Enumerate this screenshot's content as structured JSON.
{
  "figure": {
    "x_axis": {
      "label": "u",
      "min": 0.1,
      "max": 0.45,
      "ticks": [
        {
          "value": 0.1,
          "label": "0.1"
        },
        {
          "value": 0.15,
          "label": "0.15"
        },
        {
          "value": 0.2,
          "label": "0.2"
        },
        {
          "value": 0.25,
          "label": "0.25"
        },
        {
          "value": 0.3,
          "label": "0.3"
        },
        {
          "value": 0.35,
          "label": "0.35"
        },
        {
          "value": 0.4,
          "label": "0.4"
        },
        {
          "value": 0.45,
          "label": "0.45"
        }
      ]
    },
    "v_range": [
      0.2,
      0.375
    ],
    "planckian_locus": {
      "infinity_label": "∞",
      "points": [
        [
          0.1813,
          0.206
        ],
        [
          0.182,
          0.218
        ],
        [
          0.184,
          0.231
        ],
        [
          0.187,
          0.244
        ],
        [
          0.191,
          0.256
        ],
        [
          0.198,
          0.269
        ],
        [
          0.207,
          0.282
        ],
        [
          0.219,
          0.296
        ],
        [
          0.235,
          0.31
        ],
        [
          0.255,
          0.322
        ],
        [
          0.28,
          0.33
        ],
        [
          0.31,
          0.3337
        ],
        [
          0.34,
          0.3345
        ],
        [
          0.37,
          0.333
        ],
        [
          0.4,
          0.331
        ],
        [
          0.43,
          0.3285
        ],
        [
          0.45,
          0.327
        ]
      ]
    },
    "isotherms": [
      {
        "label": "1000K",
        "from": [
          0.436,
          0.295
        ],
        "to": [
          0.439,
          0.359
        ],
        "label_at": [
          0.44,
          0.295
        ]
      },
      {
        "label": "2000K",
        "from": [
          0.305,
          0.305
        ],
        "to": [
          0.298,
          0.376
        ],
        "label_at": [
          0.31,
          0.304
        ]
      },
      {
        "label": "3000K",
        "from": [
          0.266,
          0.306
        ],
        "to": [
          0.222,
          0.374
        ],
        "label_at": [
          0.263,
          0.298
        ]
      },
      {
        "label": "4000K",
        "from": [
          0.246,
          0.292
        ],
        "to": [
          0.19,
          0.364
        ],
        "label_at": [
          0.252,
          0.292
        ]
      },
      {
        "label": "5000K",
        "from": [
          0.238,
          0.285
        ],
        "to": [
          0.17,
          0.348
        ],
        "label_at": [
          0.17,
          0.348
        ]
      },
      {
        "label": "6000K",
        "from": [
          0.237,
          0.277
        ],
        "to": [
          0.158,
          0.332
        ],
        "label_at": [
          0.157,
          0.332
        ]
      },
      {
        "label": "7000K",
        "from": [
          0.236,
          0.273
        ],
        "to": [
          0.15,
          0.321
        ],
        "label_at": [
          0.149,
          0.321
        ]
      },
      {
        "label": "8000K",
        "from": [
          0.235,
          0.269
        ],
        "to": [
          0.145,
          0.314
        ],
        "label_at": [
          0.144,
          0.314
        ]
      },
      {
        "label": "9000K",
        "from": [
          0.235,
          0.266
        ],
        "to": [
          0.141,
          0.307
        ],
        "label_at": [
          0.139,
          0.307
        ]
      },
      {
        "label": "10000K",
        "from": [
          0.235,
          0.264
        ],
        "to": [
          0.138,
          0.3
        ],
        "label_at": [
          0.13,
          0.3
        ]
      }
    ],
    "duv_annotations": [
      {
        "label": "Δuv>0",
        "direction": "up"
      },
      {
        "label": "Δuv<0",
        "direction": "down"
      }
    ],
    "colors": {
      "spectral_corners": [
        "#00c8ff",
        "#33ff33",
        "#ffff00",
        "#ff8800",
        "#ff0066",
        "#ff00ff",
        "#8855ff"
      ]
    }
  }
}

┄┄┄┄┄┄┄┄┄┄

§ **Aim of the exercise**: In how many lines does the word "value" appear? Respond with the number alone.

§ **Written answer**: 8